● Task requirements: Answer with nothing but a number: how many lines include the word "активне"?

● Dataset rows:
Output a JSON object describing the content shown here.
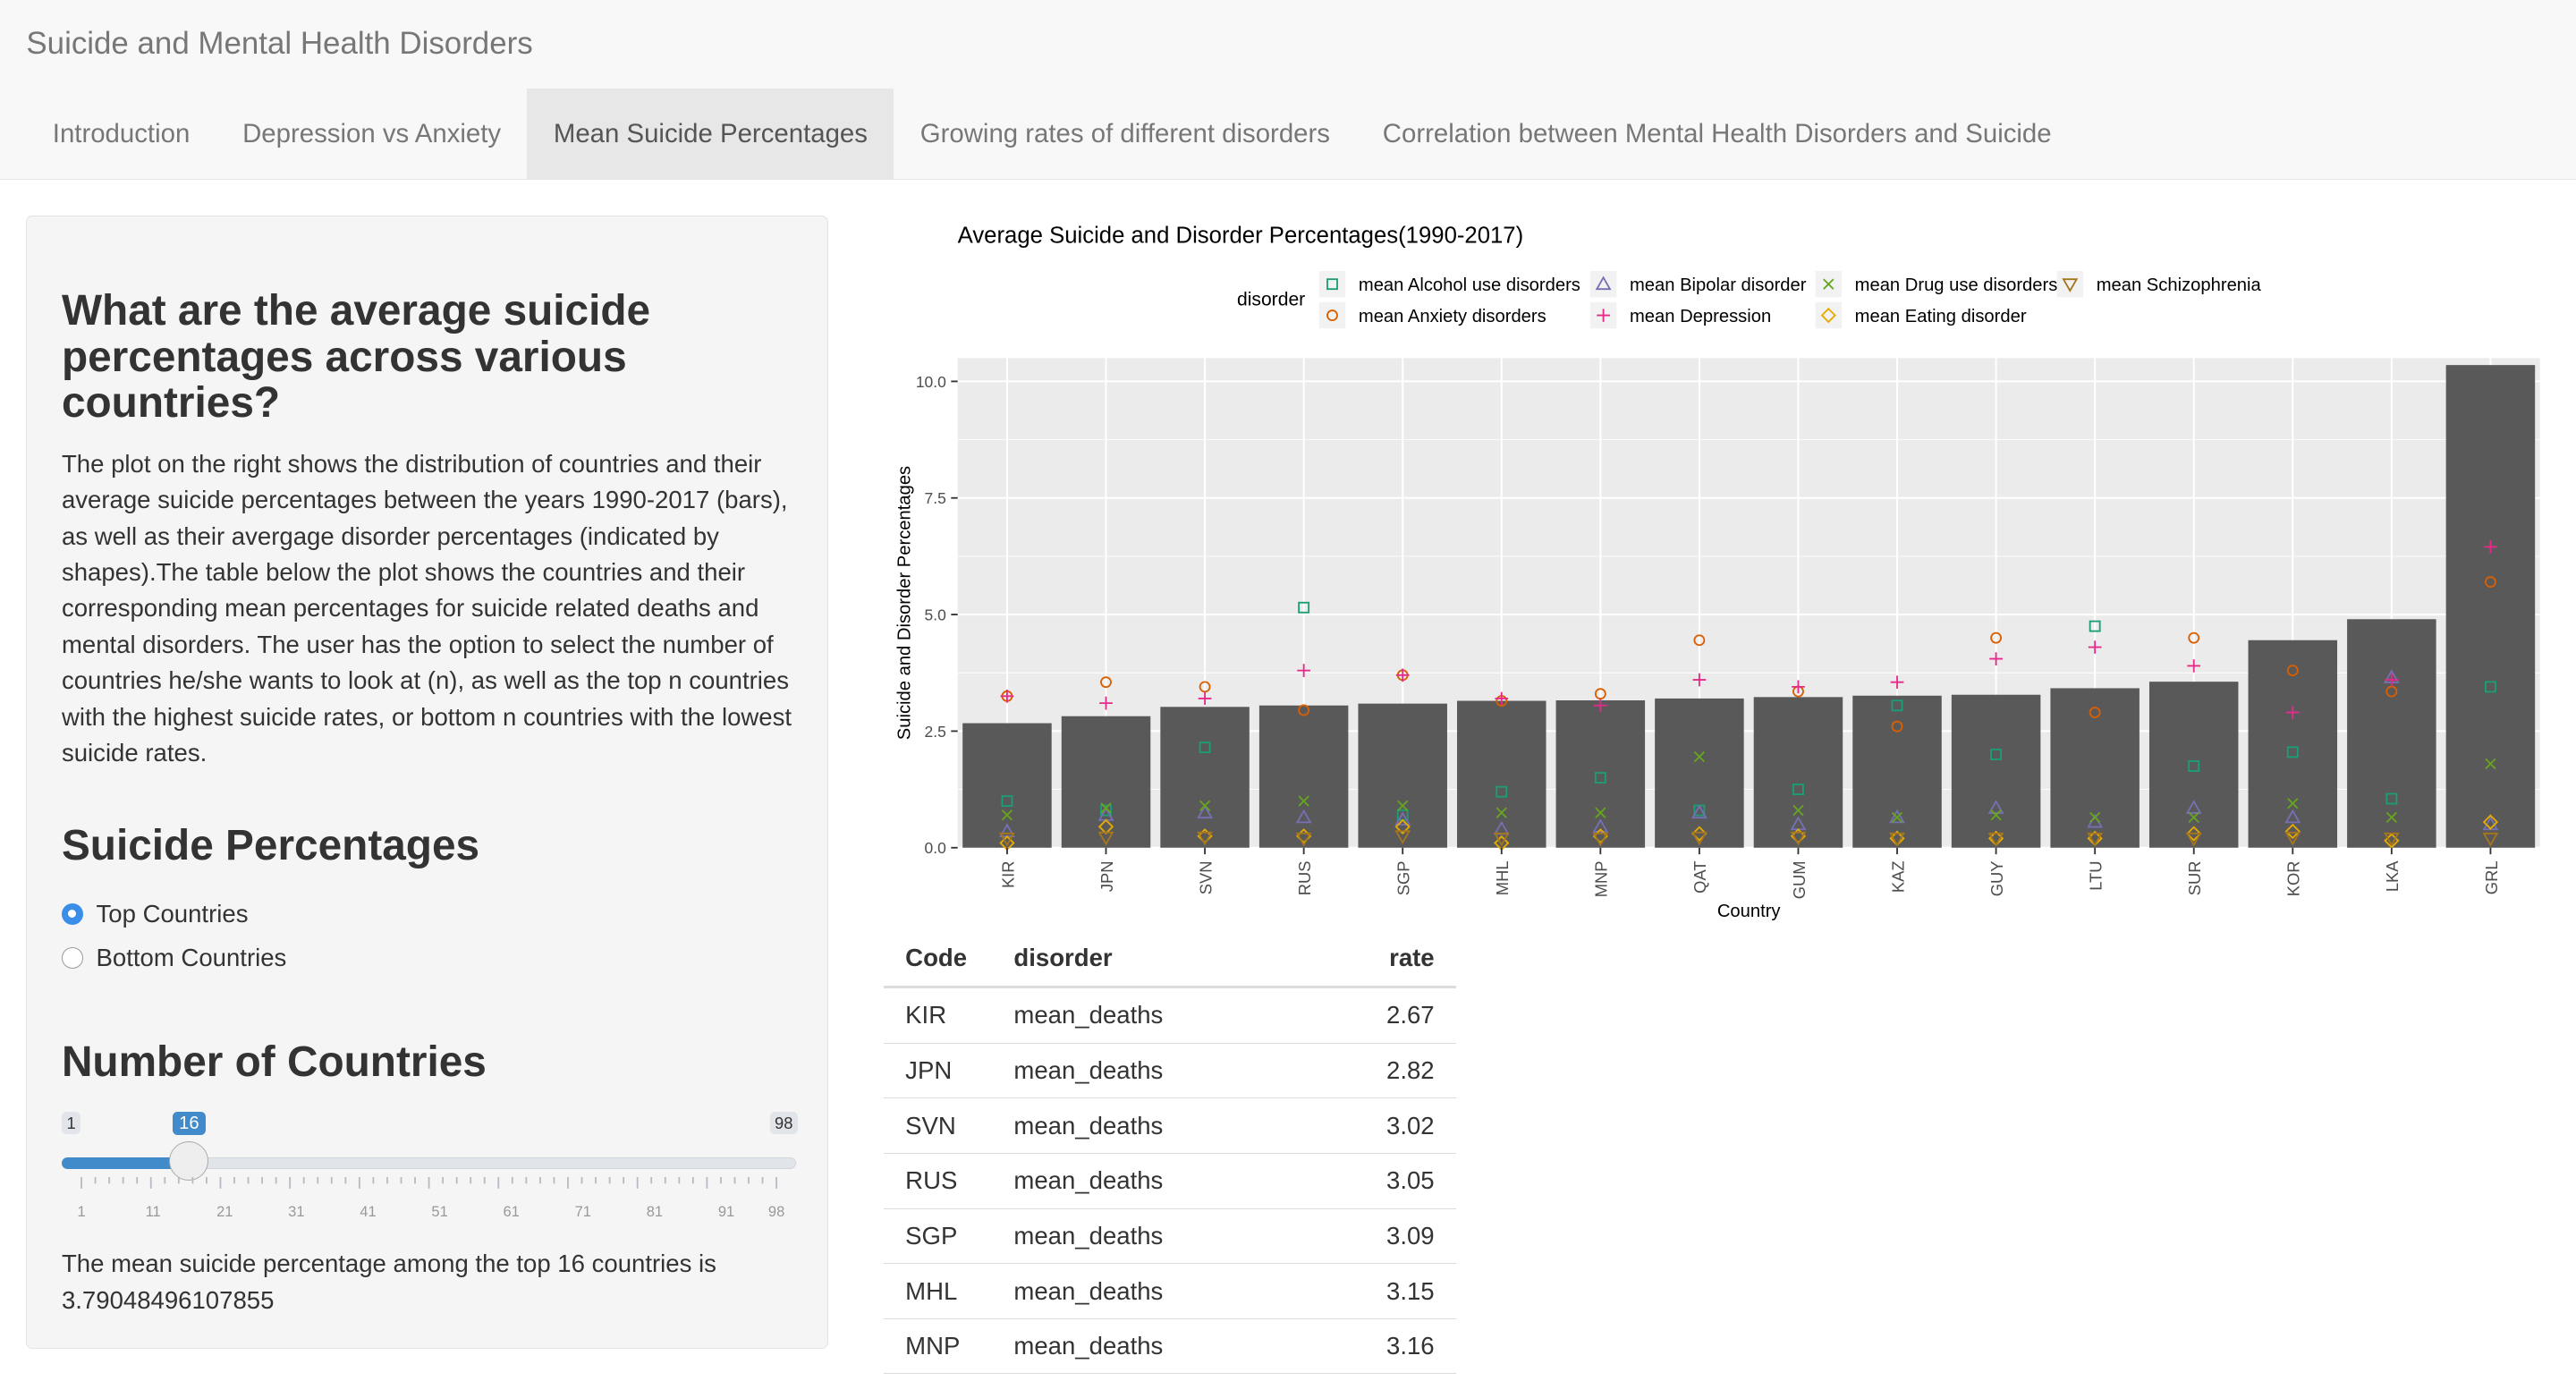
{
  "app": {
    "title": "Suicide and Mental Health Disorders"
  },
  "tabs": [
    {
      "label": "Introduction",
      "active": false
    },
    {
      "label": "Depression vs Anxiety",
      "active": false
    },
    {
      "label": "Mean Suicide Percentages",
      "active": true
    },
    {
      "label": "Growing rates of different disorders",
      "active": false
    },
    {
      "label": "Correlation between Mental Health Disorders and Suicide",
      "active": false
    }
  ],
  "sidebar": {
    "question": "What are the average suicide percentages across various countries?",
    "description": "The plot on the right shows the distribution of countries and their average suicide percentages between the years 1990-2017 (bars), as well as their avergage disorder percentages (indicated by shapes).The table below the plot shows the countries and their corresponding mean percentages for suicide related deaths and mental disorders. The user has the option to select the number of countries he/she wants to look at (n), as well as the top n countries with the highest suicide rates, or bottom n countries with the lowest suicide rates.",
    "percent_heading": "Suicide Percentages",
    "radio": [
      {
        "label": "Top Countries",
        "checked": true
      },
      {
        "label": "Bottom Countries",
        "checked": false
      }
    ],
    "number_heading": "Number of Countries",
    "slider": {
      "min": 1,
      "max": 98,
      "value": 16,
      "ticks": [
        "1",
        "11",
        "21",
        "31",
        "41",
        "51",
        "61",
        "71",
        "81",
        "91",
        "98"
      ]
    },
    "result_text": "The mean suicide percentage among the top 16 countries is 3.79048496107855"
  },
  "colors": {
    "alcohol": "#1b9e77",
    "anxiety": "#d95f02",
    "bipolar": "#7570b3",
    "depression": "#e7298a",
    "drug": "#66a61e",
    "eating": "#e6ab02",
    "schizo": "#a6761d",
    "bar": "#595959",
    "panel": "#ebebeb"
  },
  "chart_data": {
    "type": "bar",
    "title": "Average Suicide and Disorder Percentages(1990-2017)",
    "xlabel": "Country",
    "ylabel": "Suicide and Disorder Percentages",
    "ylim": [
      0,
      10.5
    ],
    "yticks": [
      "0.0",
      "2.5",
      "5.0",
      "7.5",
      "10.0"
    ],
    "legend_title": "disorder",
    "legend_position": "top",
    "categories": [
      "KIR",
      "JPN",
      "SVN",
      "RUS",
      "SGP",
      "MHL",
      "MNP",
      "QAT",
      "GUM",
      "KAZ",
      "GUY",
      "LTU",
      "SUR",
      "KOR",
      "LKA",
      "GRL"
    ],
    "values": [
      2.67,
      2.82,
      3.02,
      3.05,
      3.09,
      3.15,
      3.16,
      3.2,
      3.23,
      3.26,
      3.28,
      3.42,
      3.56,
      4.45,
      4.9,
      10.35
    ],
    "series": [
      {
        "name": "mean Alcohol use disorders",
        "shape": "square",
        "color_key": "alcohol",
        "values": [
          1.0,
          0.8,
          2.15,
          5.15,
          0.7,
          1.2,
          1.5,
          0.8,
          1.25,
          3.05,
          2.0,
          4.75,
          1.75,
          2.05,
          1.05,
          3.45
        ]
      },
      {
        "name": "mean Anxiety disorders",
        "shape": "circle",
        "color_key": "anxiety",
        "values": [
          3.25,
          3.55,
          3.45,
          2.95,
          3.7,
          3.15,
          3.3,
          4.45,
          3.35,
          2.6,
          4.5,
          2.9,
          4.5,
          3.8,
          3.35,
          5.7
        ]
      },
      {
        "name": "mean Bipolar disorder",
        "shape": "triangle",
        "color_key": "bipolar",
        "values": [
          0.35,
          0.7,
          0.75,
          0.65,
          0.6,
          0.4,
          0.45,
          0.75,
          0.5,
          0.65,
          0.85,
          0.55,
          0.85,
          0.65,
          3.65,
          0.5
        ]
      },
      {
        "name": "mean Depression",
        "shape": "plus",
        "color_key": "depression",
        "values": [
          3.25,
          3.1,
          3.2,
          3.8,
          3.7,
          3.2,
          3.05,
          3.6,
          3.45,
          3.55,
          4.05,
          4.3,
          3.9,
          2.9,
          3.6,
          6.45
        ]
      },
      {
        "name": "mean Drug use disorders",
        "shape": "x",
        "color_key": "drug",
        "values": [
          0.7,
          0.85,
          0.9,
          1.0,
          0.9,
          0.75,
          0.75,
          1.95,
          0.8,
          0.65,
          0.7,
          0.65,
          0.65,
          0.95,
          0.65,
          1.8
        ]
      },
      {
        "name": "mean Eating disorder",
        "shape": "diamond",
        "color_key": "eating",
        "values": [
          0.1,
          0.45,
          0.25,
          0.25,
          0.45,
          0.1,
          0.25,
          0.3,
          0.25,
          0.2,
          0.2,
          0.2,
          0.3,
          0.35,
          0.15,
          0.55
        ]
      },
      {
        "name": "mean Schizophrenia",
        "shape": "triangle-down",
        "color_key": "schizo",
        "values": [
          0.2,
          0.22,
          0.22,
          0.2,
          0.25,
          0.2,
          0.2,
          0.22,
          0.22,
          0.2,
          0.2,
          0.2,
          0.2,
          0.22,
          0.2,
          0.2
        ]
      }
    ]
  },
  "table": {
    "headers": [
      "Code",
      "disorder",
      "rate"
    ],
    "rows": [
      [
        "KIR",
        "mean_deaths",
        "2.67"
      ],
      [
        "JPN",
        "mean_deaths",
        "2.82"
      ],
      [
        "SVN",
        "mean_deaths",
        "3.02"
      ],
      [
        "RUS",
        "mean_deaths",
        "3.05"
      ],
      [
        "SGP",
        "mean_deaths",
        "3.09"
      ],
      [
        "MHL",
        "mean_deaths",
        "3.15"
      ],
      [
        "MNP",
        "mean_deaths",
        "3.16"
      ]
    ]
  }
}
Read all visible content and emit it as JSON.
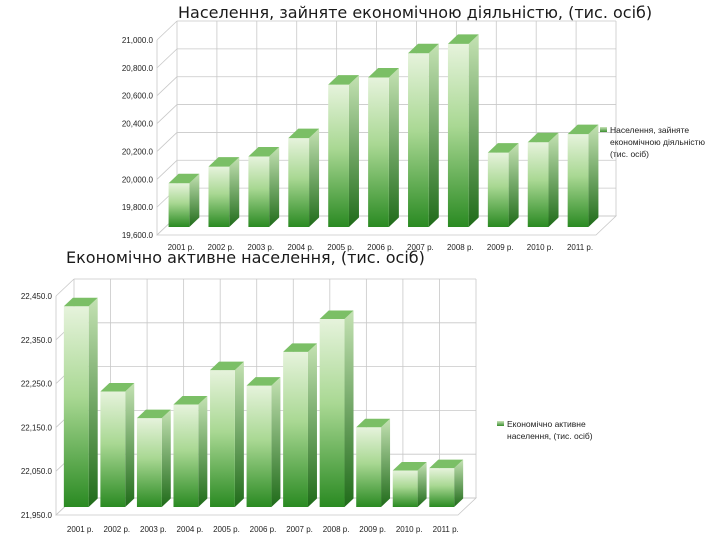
{
  "chart_data": [
    {
      "type": "bar",
      "title": "Населення, зайняте економічною діяльністю, (тис. осіб)",
      "categories": [
        "2001 р.",
        "2002 р.",
        "2003 р.",
        "2004 р.",
        "2005 р.",
        "2006 р.",
        "2007 р.",
        "2008 р.",
        "2009 р.",
        "2010 р.",
        "2011 р."
      ],
      "series": [
        {
          "name": "Населення, зайняте економічною діяльністю (тис. осіб)",
          "values": [
            19971.5,
            20091.1,
            20163.3,
            20295.7,
            20680.0,
            20730.4,
            20904.7,
            20972.3,
            20191.5,
            20266.0,
            20324.2
          ]
        }
      ],
      "y_ticks": [
        "19,600.0",
        "19,800.0",
        "20,000.0",
        "20,200.0",
        "20,400.0",
        "20,600.0",
        "20,800.0",
        "21,000.0"
      ],
      "ylim": [
        19600,
        21000
      ],
      "grid": true,
      "legend_position": "right"
    },
    {
      "type": "bar",
      "title": "Економічно активне населення, (тис. осіб)",
      "categories": [
        "2001 р.",
        "2002 р.",
        "2003 р.",
        "2004 р.",
        "2005 р.",
        "2006 р.",
        "2007 р.",
        "2008 р.",
        "2009 р.",
        "2010 р.",
        "2011 р."
      ],
      "series": [
        {
          "name": "Економічно активне населення, (тис. осіб)",
          "values": [
            22426.5,
            22231.9,
            22171.3,
            22202.4,
            22280.8,
            22245.4,
            22322.3,
            22397.4,
            22150.3,
            22051.6,
            22056.9
          ]
        }
      ],
      "y_ticks": [
        "21,950.0",
        "22,050.0",
        "22,150.0",
        "22,250.0",
        "22,350.0",
        "22,450.0"
      ],
      "ylim": [
        21950,
        22450
      ],
      "grid": true,
      "legend_position": "right"
    }
  ],
  "colors": {
    "bar_light": "#d6ecc8",
    "bar_mid": "#7cc06a",
    "bar_dark": "#2f8a25",
    "grid": "#bdbdbd"
  }
}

● Completed exercise: 2